__WHAT IS BEING ASKED__.
Quote all entries exactly, leaving pictures aside.

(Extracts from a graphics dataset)
———

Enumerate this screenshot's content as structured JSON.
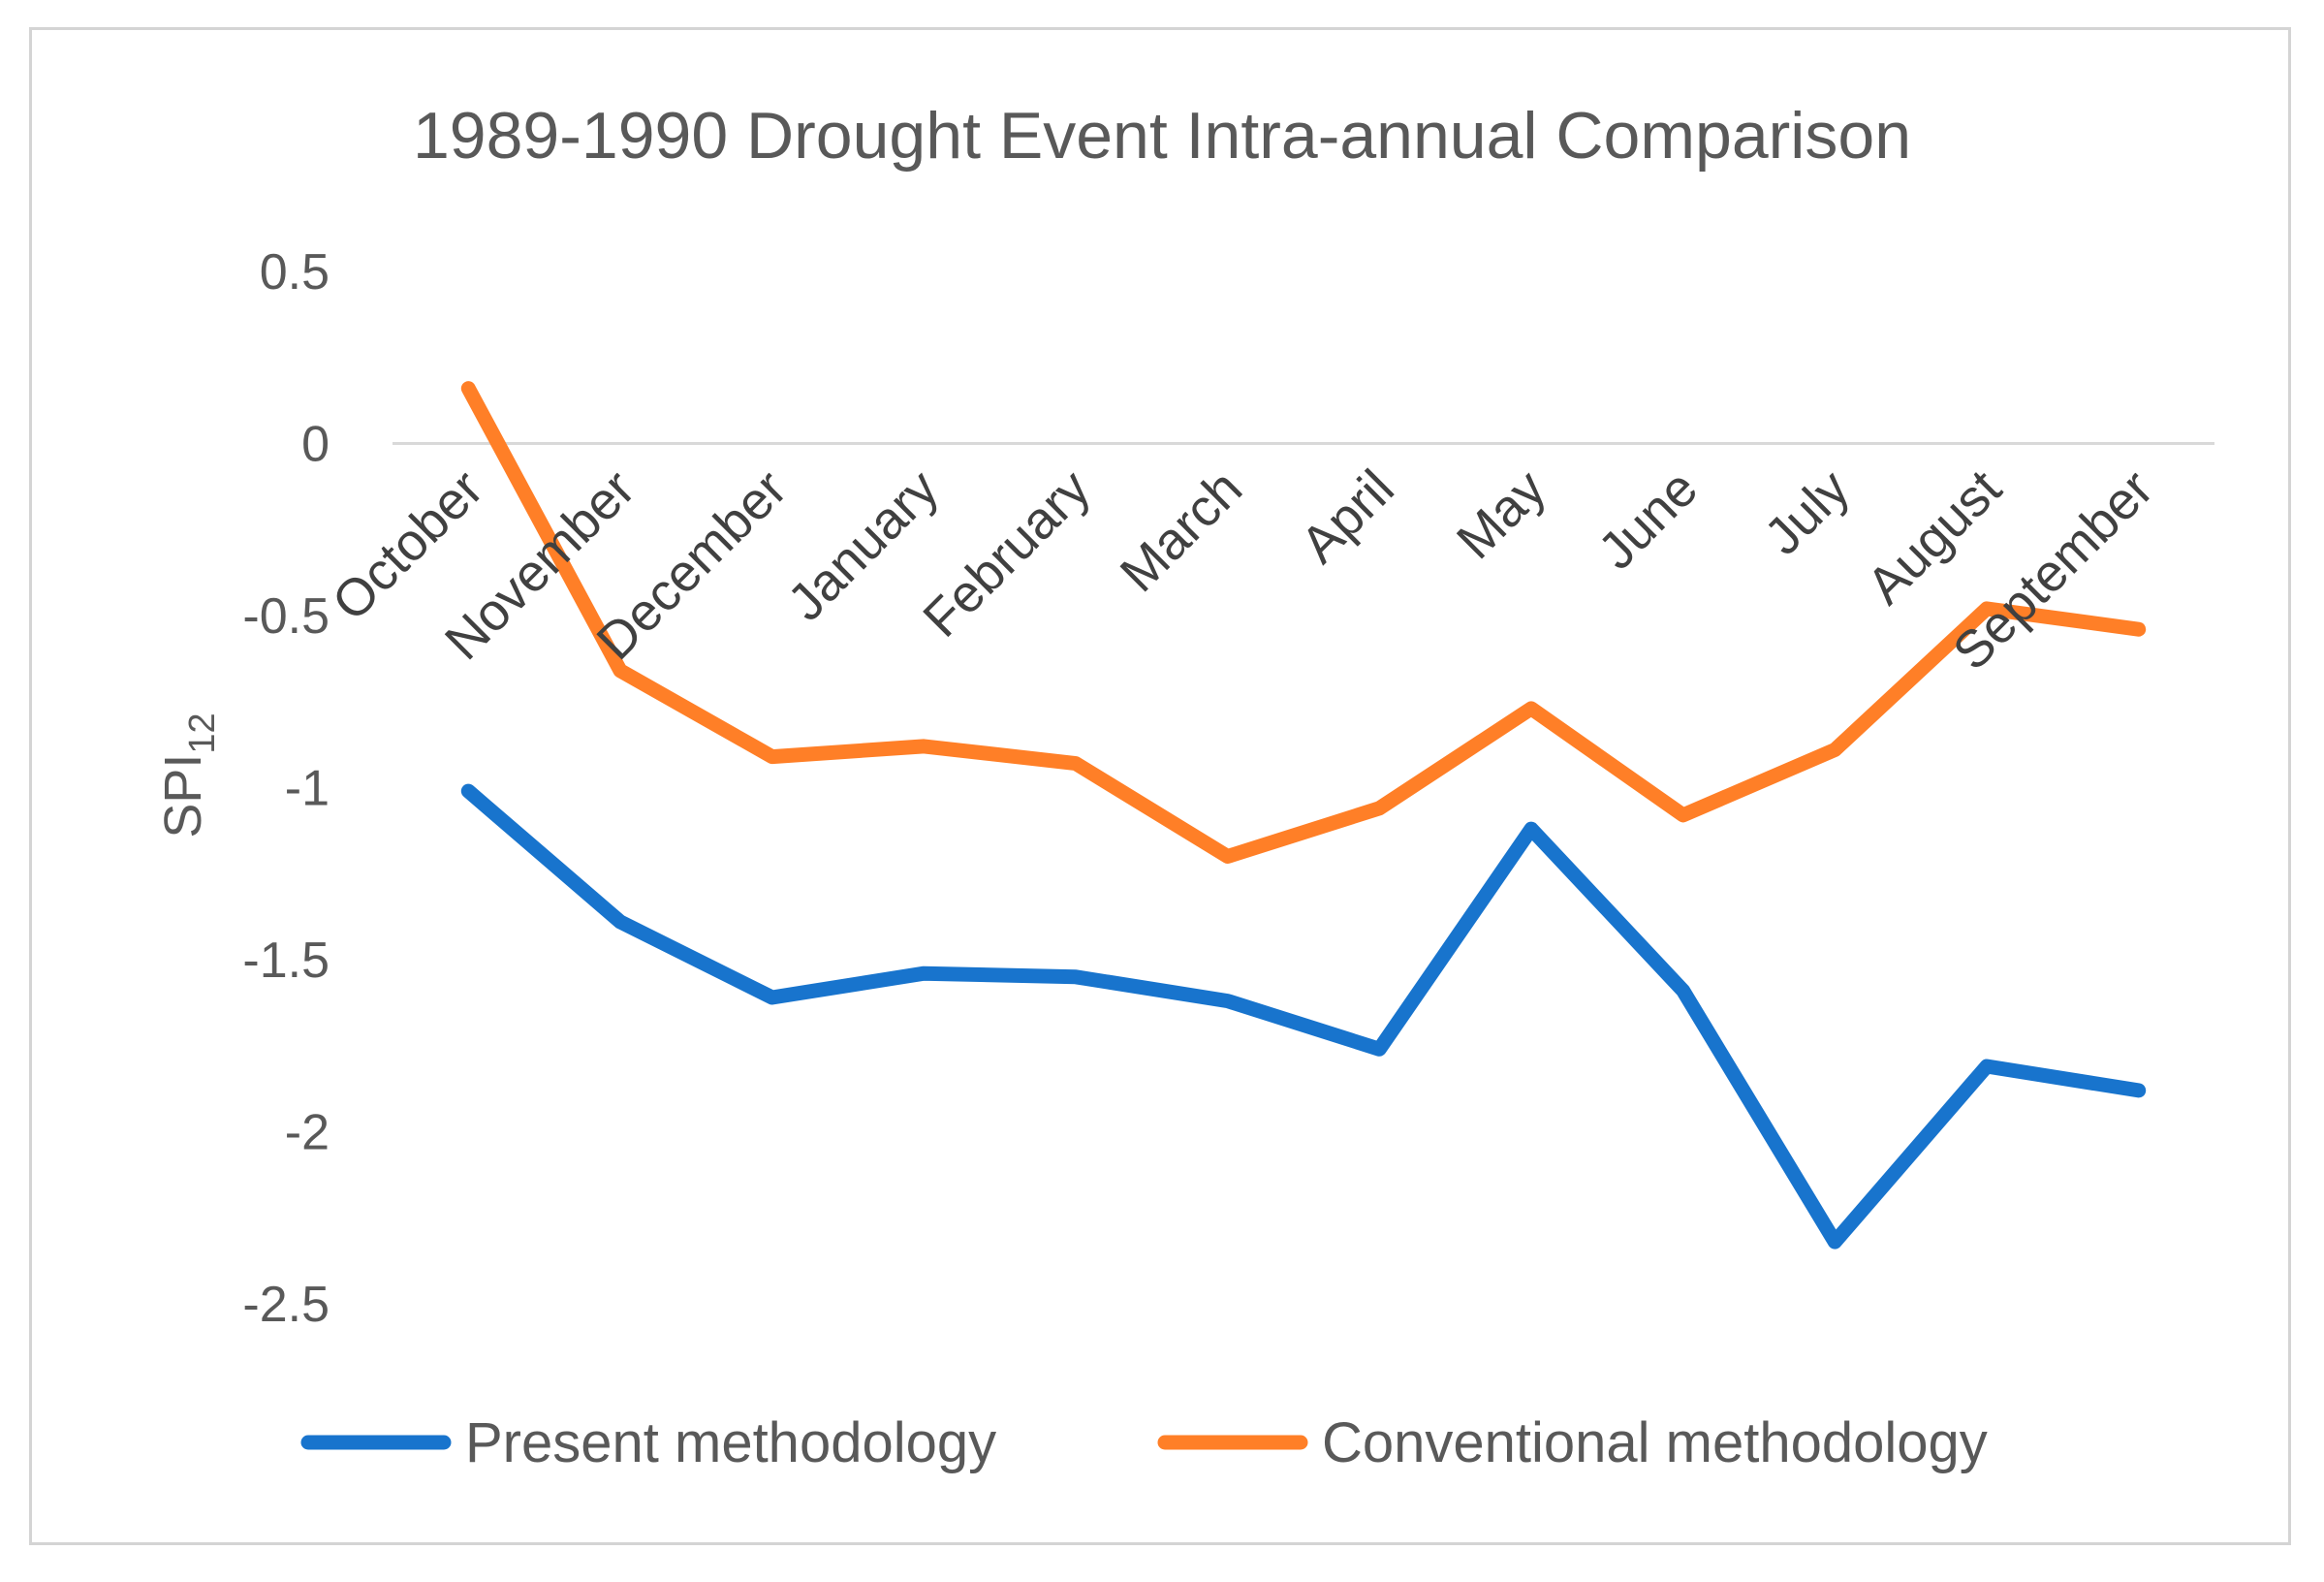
{
  "chart_data": {
    "type": "line",
    "title": "1989-1990 Drought Event Intra-annual Comparison",
    "ylabel": "SPI",
    "ylabel_subscript": "12",
    "xlabel": "",
    "categories": [
      "October",
      "November",
      "December",
      "January",
      "February",
      "March",
      "April",
      "May",
      "June",
      "July",
      "August",
      "September"
    ],
    "ylim": [
      -2.5,
      0.5
    ],
    "yticks": [
      0.5,
      0,
      -0.5,
      -1,
      -1.5,
      -2,
      -2.5
    ],
    "ytick_labels": [
      "0.5",
      "0",
      "-0.5",
      "-1",
      "-1.5",
      "-2",
      "-2.5"
    ],
    "grid": false,
    "zero_line": true,
    "legend_position": "bottom",
    "series": [
      {
        "name": "Present methodology",
        "color": "#1874CD",
        "values": [
          -1.01,
          -1.39,
          -1.61,
          -1.54,
          -1.55,
          -1.62,
          -1.76,
          -1.12,
          -1.59,
          -2.32,
          -1.81,
          -1.88
        ]
      },
      {
        "name": "Conventional methodology",
        "color": "#FF7F27",
        "values": [
          0.16,
          -0.66,
          -0.91,
          -0.88,
          -0.93,
          -1.2,
          -1.06,
          -0.77,
          -1.08,
          -0.89,
          -0.48,
          -0.54
        ]
      }
    ]
  }
}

———

__EXERCISE RESPONSE__.
Enumerate this screenshot's content as structured JSON.
{
  "chart_data": {
    "type": "line",
    "title": "1989-1990 Drought Event Intra-annual Comparison",
    "ylabel": "SPI",
    "ylabel_subscript": "12",
    "xlabel": "",
    "categories": [
      "October",
      "November",
      "December",
      "January",
      "February",
      "March",
      "April",
      "May",
      "June",
      "July",
      "August",
      "September"
    ],
    "ylim": [
      -2.5,
      0.5
    ],
    "yticks": [
      0.5,
      0,
      -0.5,
      -1,
      -1.5,
      -2,
      -2.5
    ],
    "ytick_labels": [
      "0.5",
      "0",
      "-0.5",
      "-1",
      "-1.5",
      "-2",
      "-2.5"
    ],
    "grid": false,
    "zero_line": true,
    "legend_position": "bottom",
    "series": [
      {
        "name": "Present methodology",
        "color": "#1874CD",
        "values": [
          -1.01,
          -1.39,
          -1.61,
          -1.54,
          -1.55,
          -1.62,
          -1.76,
          -1.12,
          -1.59,
          -2.32,
          -1.81,
          -1.88
        ]
      },
      {
        "name": "Conventional methodology",
        "color": "#FF7F27",
        "values": [
          0.16,
          -0.66,
          -0.91,
          -0.88,
          -0.93,
          -1.2,
          -1.06,
          -0.77,
          -1.08,
          -0.89,
          -0.48,
          -0.54
        ]
      }
    ]
  }
}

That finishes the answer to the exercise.